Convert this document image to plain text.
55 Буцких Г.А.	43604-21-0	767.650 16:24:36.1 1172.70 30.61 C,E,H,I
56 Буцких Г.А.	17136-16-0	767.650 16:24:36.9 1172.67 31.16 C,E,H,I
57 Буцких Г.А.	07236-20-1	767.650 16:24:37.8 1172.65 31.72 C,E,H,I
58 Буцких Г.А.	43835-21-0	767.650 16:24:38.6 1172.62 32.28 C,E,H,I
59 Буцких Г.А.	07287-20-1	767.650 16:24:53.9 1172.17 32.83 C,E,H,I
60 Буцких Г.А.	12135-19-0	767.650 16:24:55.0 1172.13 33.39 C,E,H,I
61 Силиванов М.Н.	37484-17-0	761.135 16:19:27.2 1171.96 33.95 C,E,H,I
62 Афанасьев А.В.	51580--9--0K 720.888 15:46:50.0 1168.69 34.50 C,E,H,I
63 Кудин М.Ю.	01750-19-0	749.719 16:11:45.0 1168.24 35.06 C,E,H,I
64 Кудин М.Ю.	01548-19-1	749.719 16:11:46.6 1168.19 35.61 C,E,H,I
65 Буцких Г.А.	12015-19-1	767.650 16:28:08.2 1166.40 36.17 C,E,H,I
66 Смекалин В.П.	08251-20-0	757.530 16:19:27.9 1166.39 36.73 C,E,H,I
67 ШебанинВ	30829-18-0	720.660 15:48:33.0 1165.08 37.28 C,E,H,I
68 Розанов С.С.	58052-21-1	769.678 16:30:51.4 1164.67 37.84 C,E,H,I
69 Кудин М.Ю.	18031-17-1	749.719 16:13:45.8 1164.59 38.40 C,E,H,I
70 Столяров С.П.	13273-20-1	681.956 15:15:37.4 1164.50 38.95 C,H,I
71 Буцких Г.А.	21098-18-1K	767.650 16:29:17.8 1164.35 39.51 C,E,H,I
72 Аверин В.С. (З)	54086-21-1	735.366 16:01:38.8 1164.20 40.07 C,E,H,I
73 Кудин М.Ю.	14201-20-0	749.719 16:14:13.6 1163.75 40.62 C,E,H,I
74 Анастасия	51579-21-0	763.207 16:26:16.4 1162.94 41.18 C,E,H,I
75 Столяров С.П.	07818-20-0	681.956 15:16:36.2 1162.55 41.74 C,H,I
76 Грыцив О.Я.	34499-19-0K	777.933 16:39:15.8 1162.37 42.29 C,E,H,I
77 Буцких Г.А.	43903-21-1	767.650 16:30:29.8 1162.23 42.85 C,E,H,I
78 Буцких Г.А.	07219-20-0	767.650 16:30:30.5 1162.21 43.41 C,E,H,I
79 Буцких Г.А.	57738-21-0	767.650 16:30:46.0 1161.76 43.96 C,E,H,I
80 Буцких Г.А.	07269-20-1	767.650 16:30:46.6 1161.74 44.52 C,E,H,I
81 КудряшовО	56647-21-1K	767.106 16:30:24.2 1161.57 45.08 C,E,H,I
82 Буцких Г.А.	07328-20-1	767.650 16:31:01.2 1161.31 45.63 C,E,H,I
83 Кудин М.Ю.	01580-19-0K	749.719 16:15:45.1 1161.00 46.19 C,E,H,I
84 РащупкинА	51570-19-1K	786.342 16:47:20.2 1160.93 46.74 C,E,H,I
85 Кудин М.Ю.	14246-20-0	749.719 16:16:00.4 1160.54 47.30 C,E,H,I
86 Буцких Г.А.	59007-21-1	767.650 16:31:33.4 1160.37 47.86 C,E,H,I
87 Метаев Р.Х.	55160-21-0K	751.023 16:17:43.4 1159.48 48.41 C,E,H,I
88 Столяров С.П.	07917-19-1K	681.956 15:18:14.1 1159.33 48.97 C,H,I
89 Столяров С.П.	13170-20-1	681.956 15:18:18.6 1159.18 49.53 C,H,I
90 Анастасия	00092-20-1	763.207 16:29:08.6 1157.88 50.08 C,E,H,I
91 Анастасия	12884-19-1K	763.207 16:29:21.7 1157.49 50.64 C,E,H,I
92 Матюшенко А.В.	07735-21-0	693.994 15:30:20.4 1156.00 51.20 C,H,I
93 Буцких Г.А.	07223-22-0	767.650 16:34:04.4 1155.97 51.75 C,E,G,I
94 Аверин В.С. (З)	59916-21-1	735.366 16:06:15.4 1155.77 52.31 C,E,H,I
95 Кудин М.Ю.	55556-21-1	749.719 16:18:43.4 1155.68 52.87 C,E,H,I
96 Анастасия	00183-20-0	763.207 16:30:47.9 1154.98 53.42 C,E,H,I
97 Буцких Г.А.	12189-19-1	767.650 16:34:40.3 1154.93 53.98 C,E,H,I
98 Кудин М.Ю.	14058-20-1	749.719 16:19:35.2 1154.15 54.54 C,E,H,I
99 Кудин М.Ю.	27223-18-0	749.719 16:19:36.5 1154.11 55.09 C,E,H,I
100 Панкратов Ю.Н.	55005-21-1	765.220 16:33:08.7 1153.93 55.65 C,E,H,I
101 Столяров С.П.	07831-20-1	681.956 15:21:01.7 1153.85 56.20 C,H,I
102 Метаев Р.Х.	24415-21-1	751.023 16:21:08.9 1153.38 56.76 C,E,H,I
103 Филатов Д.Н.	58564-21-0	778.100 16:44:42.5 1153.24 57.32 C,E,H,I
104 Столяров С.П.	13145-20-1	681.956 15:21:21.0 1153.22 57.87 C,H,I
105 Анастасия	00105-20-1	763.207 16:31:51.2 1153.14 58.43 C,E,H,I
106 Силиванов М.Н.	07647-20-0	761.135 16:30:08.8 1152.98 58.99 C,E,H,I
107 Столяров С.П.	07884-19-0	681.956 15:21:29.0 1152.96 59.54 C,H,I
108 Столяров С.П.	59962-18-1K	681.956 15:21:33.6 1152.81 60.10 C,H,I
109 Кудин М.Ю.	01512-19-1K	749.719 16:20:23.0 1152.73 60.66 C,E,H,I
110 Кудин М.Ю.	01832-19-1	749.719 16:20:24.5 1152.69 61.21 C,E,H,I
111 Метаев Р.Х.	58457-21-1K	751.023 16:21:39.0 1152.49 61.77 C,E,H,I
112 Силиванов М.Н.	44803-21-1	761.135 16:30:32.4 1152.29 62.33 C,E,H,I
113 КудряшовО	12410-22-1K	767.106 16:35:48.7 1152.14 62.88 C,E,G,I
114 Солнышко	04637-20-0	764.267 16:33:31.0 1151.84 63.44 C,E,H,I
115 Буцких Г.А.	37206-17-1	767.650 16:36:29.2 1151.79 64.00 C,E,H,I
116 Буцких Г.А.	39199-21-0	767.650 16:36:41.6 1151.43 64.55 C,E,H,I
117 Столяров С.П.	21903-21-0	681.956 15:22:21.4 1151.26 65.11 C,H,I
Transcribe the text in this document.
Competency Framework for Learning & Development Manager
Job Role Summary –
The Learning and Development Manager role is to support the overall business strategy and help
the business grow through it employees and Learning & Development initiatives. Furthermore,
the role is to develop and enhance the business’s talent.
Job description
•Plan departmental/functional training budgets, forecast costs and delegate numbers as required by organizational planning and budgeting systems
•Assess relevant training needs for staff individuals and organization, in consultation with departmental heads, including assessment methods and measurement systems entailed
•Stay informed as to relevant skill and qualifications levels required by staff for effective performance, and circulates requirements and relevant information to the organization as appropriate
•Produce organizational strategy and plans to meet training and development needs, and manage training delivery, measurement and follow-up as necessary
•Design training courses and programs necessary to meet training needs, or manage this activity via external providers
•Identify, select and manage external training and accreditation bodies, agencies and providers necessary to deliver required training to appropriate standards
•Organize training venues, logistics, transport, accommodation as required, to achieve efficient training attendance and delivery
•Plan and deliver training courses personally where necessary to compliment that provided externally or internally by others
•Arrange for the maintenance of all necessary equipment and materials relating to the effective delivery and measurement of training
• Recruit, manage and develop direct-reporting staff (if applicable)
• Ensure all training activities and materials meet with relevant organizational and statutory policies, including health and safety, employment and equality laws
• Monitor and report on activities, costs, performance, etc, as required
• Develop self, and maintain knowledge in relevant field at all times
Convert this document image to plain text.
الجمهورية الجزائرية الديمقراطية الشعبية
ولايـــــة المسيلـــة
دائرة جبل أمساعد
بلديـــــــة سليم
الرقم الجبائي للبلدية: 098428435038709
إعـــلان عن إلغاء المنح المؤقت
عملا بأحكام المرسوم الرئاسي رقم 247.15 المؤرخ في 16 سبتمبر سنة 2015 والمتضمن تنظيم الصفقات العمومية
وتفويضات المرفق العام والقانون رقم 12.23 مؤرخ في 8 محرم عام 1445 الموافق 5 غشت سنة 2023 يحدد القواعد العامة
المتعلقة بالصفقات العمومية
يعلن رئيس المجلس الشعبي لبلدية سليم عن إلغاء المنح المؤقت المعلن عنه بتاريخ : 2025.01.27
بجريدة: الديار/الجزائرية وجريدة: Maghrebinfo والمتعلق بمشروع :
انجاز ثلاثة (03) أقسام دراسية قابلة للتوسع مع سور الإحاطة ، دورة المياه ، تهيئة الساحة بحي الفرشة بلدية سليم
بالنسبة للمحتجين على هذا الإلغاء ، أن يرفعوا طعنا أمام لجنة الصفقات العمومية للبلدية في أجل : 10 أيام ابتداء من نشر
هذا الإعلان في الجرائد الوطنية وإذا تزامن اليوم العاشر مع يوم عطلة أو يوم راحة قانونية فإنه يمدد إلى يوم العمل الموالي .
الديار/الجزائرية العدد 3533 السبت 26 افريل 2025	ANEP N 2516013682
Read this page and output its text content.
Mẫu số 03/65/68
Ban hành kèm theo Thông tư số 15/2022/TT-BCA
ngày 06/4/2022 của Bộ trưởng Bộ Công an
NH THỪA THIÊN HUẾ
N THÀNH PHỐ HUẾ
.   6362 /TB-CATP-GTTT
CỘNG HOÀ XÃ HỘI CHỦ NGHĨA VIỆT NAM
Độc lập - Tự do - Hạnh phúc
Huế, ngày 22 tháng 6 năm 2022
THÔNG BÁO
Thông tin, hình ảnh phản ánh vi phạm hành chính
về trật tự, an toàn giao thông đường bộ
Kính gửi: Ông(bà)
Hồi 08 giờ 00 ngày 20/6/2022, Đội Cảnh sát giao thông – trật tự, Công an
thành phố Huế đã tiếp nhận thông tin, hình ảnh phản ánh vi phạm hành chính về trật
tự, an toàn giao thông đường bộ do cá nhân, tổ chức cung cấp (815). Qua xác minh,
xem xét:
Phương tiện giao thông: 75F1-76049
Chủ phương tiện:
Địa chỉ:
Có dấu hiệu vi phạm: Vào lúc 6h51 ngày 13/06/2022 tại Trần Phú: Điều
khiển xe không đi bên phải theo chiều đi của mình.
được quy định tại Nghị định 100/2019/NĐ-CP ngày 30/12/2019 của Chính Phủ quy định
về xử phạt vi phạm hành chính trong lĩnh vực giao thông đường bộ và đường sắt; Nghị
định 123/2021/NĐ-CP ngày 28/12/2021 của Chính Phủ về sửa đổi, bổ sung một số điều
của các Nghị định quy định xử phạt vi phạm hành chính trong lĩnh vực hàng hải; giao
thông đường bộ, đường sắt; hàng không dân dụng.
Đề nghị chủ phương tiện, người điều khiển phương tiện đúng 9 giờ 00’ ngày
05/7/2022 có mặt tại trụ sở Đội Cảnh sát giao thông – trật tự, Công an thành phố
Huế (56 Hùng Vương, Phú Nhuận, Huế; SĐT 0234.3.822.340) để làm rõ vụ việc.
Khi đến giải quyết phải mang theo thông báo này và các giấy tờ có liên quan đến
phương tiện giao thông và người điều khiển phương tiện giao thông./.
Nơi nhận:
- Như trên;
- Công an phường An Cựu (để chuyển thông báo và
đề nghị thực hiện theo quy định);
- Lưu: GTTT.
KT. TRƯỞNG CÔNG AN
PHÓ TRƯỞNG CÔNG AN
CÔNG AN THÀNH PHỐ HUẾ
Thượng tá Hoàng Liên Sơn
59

- - -

» **PROMPT**: Show the lines of the records that contain the word "costs".

» **CORRECT RESPONSE**:
•Plan departmental/functional training budgets, forecast costs and delegate numbers as required by organizational planning and budgeting systems
• Monitor and report on activities, costs, performance, etc, as required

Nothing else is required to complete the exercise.